- [The exercise] Leave out the pictures and copy the remaining records exactly.

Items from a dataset
- - - -
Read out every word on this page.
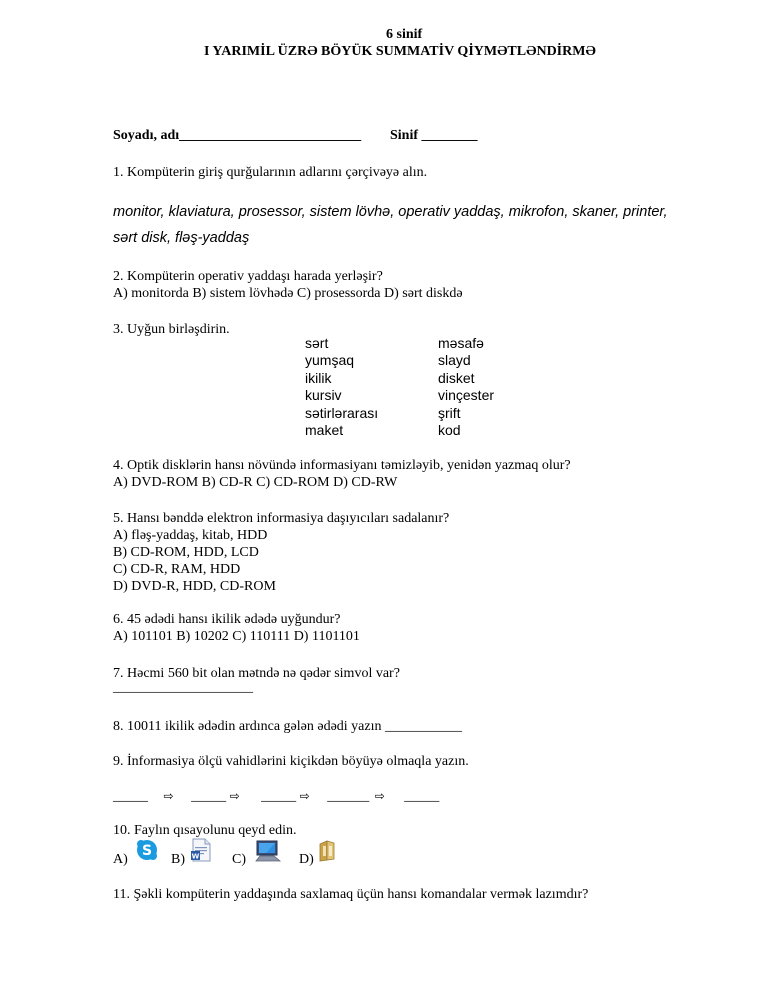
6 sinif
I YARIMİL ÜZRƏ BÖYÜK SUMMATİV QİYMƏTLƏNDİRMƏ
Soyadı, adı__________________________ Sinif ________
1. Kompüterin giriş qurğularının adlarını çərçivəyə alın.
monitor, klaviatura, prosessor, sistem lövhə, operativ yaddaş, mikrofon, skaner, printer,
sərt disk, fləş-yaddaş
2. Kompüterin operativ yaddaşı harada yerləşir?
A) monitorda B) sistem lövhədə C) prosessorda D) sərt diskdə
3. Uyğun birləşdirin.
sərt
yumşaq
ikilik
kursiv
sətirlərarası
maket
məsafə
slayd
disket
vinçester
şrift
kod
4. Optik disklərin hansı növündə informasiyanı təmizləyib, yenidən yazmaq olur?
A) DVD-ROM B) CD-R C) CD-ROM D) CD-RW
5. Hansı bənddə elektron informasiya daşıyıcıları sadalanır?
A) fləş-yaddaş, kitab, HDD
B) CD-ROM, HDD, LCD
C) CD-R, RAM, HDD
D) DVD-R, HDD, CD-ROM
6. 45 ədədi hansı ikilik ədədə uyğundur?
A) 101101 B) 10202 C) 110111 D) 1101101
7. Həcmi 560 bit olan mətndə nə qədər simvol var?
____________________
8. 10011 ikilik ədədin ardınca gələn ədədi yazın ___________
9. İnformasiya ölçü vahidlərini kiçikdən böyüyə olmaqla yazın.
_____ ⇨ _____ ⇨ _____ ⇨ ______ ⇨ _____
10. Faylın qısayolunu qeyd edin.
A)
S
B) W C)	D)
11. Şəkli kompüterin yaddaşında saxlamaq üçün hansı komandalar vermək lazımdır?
- - - -
- [Solution to this problem]
Read out every word on this page.
6 sinif
I YARIMİL ÜZRƏ BÖYÜK SUMMATİV QİYMƏTLƏNDİRMƏ
Soyadı, adı__________________________ Sinif ________
1. Kompüterin giriş qurğularının adlarını çərçivəyə alın.
monitor, klaviatura, prosessor, sistem lövhə, operativ yaddaş, mikrofon, skaner, printer,
sərt disk, fləş-yaddaş
2. Kompüterin operativ yaddaşı harada yerləşir?
A) monitorda B) sistem lövhədə C) prosessorda D) sərt diskdə
3. Uyğun birləşdirin.
sərt
yumşaq
ikilik
kursiv
sətirlərarası
maket
məsafə
slayd
disket
vinçester
şrift
kod
4. Optik disklərin hansı növündə informasiyanı təmizləyib, yenidən yazmaq olur?
A) DVD-ROM B) CD-R C) CD-ROM D) CD-RW
5. Hansı bənddə elektron informasiya daşıyıcıları sadalanır?
A) fləş-yaddaş, kitab, HDD
B) CD-ROM, HDD, LCD
C) CD-R, RAM, HDD
D) DVD-R, HDD, CD-ROM
6. 45 ədədi hansı ikilik ədədə uyğundur?
A) 101101 B) 10202 C) 110111 D) 1101101
7. Həcmi 560 bit olan mətndə nə qədər simvol var?
____________________
8. 10011 ikilik ədədin ardınca gələn ədədi yazın ___________
9. İnformasiya ölçü vahidlərini kiçikdən böyüyə olmaqla yazın.
_____ ⇨ _____ ⇨ _____ ⇨ ______ ⇨ _____
10. Faylın qısayolunu qeyd edin.
A)
S
B) W C)	D)
11. Şəkli kompüterin yaddaşında saxlamaq üçün hansı komandalar vermək lazımdır?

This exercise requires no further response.